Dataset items
***

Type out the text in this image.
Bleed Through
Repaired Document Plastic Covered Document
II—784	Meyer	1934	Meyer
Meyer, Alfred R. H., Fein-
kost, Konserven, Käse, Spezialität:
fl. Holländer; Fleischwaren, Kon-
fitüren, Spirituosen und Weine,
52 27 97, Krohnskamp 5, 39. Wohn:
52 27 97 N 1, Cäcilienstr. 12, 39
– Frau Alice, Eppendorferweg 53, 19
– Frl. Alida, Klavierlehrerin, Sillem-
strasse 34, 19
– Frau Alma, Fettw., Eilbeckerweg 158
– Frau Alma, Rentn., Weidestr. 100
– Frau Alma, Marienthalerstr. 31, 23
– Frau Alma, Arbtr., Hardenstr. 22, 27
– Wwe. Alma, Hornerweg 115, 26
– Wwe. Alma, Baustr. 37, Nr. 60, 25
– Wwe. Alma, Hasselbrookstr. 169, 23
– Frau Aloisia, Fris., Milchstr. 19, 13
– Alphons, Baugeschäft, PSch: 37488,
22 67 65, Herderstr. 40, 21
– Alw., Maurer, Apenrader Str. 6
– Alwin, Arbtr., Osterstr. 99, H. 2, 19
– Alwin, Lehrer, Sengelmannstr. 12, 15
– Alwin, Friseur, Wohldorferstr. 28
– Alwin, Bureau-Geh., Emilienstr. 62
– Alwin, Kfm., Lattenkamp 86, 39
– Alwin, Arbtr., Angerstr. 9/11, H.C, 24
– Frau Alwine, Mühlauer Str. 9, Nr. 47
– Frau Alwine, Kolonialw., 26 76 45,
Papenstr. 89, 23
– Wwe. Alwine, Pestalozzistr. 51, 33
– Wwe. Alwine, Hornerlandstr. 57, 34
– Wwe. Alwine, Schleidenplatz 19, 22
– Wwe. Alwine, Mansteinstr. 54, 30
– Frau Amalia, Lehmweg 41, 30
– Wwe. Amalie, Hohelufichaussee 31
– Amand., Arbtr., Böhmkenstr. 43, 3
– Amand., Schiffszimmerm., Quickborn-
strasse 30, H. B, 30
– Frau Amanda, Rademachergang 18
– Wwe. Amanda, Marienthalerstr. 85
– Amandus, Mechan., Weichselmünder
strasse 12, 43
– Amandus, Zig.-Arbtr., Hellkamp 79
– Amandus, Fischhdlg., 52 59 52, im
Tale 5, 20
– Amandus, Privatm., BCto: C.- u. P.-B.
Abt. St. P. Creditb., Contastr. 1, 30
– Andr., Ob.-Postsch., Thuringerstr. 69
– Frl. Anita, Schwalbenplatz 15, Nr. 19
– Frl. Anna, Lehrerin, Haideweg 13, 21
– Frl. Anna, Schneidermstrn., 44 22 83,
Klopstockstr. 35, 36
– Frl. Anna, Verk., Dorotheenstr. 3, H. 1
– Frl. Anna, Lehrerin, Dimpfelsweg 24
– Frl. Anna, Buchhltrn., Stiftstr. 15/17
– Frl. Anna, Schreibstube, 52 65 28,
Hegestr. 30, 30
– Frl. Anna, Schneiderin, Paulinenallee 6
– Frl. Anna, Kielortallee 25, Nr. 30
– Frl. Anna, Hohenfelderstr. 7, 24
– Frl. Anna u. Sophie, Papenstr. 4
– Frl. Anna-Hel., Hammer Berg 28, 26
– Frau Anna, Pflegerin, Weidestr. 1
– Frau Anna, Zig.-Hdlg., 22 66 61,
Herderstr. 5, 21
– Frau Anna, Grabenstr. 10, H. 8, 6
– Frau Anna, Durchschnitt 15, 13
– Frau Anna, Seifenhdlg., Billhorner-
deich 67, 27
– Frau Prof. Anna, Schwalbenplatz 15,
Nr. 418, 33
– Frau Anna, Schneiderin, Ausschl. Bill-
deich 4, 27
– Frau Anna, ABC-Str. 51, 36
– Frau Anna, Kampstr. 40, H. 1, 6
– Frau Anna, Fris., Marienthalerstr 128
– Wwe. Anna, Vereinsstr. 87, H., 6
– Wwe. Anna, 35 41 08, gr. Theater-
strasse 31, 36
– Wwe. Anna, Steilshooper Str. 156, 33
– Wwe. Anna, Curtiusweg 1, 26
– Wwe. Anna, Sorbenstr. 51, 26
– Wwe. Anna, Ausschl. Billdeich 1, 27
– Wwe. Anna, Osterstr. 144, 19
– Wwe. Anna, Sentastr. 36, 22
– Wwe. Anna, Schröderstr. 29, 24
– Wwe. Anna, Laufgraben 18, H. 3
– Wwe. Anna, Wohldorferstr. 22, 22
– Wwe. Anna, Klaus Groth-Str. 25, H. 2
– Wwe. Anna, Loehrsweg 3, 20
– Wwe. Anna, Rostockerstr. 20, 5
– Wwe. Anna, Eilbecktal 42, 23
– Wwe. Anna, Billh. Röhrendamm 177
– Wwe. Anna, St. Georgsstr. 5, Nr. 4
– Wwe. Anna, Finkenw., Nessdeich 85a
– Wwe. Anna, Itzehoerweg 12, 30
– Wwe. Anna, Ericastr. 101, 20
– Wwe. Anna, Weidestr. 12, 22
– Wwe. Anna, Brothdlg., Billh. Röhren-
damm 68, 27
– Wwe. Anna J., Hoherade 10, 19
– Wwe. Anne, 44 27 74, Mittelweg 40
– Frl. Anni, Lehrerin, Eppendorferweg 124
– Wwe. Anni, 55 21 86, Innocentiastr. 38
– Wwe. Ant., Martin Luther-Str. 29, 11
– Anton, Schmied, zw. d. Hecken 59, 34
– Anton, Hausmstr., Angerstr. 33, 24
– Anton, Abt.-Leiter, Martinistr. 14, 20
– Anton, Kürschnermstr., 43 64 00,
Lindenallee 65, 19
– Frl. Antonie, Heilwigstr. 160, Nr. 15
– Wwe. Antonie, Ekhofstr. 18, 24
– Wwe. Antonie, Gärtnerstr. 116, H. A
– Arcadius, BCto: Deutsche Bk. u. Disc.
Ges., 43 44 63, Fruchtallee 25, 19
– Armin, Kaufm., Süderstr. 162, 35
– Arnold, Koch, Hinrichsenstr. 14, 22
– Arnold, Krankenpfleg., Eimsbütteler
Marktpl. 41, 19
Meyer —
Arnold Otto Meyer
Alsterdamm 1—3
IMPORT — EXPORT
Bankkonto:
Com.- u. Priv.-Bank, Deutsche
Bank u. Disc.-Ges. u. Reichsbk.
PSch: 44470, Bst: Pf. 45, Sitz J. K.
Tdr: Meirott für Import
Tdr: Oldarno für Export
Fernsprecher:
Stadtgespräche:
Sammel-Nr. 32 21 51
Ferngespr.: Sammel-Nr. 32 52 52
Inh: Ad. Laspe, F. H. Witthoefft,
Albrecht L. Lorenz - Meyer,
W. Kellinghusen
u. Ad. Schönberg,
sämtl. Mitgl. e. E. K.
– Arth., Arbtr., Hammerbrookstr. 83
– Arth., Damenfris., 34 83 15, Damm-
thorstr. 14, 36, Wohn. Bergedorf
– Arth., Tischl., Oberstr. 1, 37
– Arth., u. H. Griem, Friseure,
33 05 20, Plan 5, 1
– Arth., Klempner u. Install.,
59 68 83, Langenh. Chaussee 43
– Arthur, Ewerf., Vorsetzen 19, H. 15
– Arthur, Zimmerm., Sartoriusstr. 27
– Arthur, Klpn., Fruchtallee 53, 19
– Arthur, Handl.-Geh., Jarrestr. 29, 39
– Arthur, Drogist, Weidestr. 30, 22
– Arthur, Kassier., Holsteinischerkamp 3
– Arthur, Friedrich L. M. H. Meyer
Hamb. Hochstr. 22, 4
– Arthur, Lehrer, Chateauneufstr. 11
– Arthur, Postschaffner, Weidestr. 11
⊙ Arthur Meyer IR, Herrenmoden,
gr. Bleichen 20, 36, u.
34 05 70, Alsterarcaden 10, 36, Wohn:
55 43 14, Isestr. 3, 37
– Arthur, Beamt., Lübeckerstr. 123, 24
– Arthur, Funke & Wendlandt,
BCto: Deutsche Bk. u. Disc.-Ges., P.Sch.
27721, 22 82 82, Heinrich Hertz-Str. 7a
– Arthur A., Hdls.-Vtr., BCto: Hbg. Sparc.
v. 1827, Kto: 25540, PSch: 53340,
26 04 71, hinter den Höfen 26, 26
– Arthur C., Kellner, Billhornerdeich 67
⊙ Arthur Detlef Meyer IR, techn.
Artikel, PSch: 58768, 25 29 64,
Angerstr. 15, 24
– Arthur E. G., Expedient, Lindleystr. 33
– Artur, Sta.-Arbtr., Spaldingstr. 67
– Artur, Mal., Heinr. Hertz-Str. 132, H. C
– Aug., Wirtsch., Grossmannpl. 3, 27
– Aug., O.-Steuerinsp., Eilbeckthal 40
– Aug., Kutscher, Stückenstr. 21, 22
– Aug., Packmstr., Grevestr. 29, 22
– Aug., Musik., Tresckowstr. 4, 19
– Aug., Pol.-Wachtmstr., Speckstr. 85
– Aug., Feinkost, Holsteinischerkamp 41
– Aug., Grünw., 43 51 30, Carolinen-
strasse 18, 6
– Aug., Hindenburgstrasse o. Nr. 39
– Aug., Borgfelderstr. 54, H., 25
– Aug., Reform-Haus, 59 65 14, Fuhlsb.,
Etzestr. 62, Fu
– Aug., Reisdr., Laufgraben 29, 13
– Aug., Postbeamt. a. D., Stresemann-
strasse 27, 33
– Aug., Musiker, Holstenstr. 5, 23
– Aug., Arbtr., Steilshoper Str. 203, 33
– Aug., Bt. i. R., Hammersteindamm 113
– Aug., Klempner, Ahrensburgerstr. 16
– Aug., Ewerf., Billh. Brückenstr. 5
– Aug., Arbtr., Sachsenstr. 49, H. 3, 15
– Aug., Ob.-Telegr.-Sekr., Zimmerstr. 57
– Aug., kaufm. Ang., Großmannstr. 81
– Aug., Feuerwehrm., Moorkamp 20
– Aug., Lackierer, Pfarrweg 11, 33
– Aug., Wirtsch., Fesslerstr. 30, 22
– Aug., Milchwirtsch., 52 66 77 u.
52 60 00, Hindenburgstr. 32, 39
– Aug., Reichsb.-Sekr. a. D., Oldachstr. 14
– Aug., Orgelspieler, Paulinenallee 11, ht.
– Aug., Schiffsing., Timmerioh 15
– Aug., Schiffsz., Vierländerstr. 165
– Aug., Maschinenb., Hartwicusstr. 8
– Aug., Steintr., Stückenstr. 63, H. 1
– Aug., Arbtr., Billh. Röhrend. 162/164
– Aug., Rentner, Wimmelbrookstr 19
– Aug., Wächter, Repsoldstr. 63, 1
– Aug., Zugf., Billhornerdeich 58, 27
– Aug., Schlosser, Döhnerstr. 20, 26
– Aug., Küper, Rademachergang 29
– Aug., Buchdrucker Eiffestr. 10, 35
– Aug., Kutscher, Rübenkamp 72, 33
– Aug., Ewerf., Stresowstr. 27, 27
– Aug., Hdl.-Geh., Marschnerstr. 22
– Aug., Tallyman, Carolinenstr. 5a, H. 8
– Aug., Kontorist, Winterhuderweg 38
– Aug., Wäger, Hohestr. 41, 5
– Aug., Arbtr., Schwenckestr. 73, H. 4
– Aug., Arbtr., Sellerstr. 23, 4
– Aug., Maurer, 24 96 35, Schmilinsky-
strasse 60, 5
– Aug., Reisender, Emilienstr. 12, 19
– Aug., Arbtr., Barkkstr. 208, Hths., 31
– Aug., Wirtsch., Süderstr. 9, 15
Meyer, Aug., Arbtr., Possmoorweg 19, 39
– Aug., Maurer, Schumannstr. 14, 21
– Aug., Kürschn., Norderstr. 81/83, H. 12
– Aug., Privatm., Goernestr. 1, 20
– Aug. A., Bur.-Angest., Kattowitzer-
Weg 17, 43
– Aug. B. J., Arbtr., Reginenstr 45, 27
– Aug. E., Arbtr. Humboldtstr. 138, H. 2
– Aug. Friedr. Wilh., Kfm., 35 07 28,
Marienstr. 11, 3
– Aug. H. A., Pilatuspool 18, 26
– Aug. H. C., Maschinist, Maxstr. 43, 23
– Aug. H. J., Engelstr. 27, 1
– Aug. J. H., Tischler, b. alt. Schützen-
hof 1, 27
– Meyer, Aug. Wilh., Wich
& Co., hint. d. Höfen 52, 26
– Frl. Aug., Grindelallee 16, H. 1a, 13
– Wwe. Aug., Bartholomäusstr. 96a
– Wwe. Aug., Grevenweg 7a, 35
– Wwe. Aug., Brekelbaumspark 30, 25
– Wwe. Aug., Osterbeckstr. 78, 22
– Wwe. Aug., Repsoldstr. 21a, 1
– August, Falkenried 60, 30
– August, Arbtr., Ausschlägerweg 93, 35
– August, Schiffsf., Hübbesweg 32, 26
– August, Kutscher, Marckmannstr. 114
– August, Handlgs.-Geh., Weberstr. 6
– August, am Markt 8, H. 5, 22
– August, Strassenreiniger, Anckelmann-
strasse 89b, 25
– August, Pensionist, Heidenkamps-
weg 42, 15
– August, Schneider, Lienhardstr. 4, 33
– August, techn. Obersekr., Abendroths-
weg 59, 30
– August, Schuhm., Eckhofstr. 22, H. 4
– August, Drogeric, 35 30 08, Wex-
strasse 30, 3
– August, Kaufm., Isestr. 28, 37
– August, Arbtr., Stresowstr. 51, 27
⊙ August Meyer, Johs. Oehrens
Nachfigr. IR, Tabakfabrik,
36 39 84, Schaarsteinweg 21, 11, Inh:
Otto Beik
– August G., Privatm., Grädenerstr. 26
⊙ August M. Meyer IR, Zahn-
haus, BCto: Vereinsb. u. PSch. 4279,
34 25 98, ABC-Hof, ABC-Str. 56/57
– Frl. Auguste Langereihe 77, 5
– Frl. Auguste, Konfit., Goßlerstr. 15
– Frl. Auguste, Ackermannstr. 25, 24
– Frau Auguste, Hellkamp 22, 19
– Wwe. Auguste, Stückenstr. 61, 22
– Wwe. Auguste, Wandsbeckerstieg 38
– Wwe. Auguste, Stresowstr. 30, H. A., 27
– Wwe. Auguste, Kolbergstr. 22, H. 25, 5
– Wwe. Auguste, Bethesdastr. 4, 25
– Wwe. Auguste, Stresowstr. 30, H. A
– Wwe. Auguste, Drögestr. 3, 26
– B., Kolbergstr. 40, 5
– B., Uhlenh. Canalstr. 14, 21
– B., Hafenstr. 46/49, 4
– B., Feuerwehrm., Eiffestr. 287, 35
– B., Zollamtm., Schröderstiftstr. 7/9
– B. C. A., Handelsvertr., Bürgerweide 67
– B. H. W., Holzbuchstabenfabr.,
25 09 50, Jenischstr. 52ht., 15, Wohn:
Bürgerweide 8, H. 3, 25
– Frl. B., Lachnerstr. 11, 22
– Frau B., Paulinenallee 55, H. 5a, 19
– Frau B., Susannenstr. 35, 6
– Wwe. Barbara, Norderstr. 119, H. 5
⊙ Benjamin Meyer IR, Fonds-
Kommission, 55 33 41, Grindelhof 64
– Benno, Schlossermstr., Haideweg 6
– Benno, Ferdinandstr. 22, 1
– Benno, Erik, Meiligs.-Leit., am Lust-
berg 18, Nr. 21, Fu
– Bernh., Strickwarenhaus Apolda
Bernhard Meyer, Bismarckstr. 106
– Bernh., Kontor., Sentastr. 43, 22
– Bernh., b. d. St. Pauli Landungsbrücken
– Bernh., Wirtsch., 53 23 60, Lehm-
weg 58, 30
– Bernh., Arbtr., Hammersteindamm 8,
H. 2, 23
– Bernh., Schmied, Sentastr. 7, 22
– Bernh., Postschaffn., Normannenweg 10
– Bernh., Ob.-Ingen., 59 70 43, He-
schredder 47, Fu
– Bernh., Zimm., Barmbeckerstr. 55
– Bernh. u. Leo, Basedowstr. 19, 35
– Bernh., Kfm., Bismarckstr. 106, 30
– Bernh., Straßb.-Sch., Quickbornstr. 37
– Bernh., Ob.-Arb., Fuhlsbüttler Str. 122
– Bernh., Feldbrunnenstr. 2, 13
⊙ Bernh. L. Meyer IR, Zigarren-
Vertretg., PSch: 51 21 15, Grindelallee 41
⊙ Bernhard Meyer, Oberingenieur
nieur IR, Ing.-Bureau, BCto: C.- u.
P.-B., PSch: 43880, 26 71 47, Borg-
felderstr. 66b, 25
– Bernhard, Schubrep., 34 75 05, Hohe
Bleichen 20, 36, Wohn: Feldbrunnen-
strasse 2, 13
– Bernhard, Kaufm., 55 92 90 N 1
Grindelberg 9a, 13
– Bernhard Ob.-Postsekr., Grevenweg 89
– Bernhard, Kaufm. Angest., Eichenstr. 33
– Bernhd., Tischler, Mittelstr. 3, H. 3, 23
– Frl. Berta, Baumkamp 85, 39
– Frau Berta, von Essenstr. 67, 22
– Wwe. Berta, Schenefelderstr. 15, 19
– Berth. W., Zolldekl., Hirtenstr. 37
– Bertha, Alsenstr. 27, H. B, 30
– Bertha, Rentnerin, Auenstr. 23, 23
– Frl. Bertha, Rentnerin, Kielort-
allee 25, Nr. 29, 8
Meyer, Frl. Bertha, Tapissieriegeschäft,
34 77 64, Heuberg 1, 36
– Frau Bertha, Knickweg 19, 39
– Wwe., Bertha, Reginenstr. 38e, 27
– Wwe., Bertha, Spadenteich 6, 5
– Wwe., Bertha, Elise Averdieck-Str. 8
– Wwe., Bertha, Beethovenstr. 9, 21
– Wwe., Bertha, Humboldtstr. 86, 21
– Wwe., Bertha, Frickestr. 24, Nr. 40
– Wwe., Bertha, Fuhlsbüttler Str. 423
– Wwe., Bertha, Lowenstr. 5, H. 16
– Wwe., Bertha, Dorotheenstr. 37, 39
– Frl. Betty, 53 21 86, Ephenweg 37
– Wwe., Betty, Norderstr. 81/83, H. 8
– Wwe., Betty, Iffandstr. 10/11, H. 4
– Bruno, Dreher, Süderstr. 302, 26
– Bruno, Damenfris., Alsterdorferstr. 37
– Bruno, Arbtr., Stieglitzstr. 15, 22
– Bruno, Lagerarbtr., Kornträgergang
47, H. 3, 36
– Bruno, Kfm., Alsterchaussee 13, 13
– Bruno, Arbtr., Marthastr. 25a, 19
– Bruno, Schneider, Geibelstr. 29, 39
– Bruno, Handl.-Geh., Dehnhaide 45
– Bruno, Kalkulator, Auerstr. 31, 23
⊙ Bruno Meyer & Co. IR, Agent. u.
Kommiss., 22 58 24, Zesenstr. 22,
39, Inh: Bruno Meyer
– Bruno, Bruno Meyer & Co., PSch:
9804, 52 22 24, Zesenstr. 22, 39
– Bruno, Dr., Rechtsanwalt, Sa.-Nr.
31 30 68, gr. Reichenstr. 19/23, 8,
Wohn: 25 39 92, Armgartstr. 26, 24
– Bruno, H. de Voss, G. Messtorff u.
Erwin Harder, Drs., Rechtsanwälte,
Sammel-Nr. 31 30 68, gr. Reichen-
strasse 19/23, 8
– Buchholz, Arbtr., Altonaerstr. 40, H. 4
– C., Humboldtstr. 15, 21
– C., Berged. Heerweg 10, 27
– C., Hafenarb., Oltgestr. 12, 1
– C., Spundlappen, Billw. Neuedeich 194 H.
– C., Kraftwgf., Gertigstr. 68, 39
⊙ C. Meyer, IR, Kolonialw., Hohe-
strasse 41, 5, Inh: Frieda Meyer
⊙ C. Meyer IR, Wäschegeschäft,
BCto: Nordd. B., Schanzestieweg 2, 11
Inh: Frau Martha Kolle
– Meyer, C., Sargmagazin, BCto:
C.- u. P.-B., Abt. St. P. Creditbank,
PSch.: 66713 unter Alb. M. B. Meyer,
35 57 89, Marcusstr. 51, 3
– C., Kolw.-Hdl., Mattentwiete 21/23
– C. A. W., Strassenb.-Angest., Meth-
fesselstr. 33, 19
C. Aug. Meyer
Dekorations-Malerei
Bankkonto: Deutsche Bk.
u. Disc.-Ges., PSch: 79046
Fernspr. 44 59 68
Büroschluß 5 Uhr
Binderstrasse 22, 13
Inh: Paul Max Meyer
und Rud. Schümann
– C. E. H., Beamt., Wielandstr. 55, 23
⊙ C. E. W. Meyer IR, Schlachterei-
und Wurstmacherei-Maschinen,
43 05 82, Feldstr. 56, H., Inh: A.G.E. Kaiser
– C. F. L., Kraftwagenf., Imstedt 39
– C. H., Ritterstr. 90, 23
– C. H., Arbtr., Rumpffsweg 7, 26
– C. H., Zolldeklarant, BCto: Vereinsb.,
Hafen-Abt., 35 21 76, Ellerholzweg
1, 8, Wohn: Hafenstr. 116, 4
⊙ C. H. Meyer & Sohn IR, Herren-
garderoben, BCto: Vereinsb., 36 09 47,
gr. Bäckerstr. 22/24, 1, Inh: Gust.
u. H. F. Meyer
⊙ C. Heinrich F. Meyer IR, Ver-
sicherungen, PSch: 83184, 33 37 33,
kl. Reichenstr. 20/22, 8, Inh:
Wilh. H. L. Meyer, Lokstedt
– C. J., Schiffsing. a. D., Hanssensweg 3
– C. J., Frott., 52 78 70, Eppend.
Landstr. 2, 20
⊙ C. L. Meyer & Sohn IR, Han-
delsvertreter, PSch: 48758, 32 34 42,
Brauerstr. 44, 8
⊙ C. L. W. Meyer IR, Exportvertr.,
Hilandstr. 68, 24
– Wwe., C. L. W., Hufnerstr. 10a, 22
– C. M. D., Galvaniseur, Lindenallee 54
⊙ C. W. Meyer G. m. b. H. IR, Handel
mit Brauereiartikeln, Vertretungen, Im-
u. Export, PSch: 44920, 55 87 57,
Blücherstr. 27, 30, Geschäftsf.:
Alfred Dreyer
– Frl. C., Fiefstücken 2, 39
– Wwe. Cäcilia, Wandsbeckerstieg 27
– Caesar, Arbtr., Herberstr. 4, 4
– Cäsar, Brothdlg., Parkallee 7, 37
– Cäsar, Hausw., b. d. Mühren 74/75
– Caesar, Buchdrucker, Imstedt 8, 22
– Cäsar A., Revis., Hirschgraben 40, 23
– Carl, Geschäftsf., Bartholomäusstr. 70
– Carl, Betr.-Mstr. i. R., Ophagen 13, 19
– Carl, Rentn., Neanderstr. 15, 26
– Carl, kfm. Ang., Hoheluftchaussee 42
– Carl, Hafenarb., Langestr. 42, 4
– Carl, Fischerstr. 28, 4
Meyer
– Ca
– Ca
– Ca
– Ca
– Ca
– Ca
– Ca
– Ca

***

**OBJECTIVE:**
Your answer should be a single number: the count of lines in the entries that contain the word "Betty".

**IN RESPONSE:**
3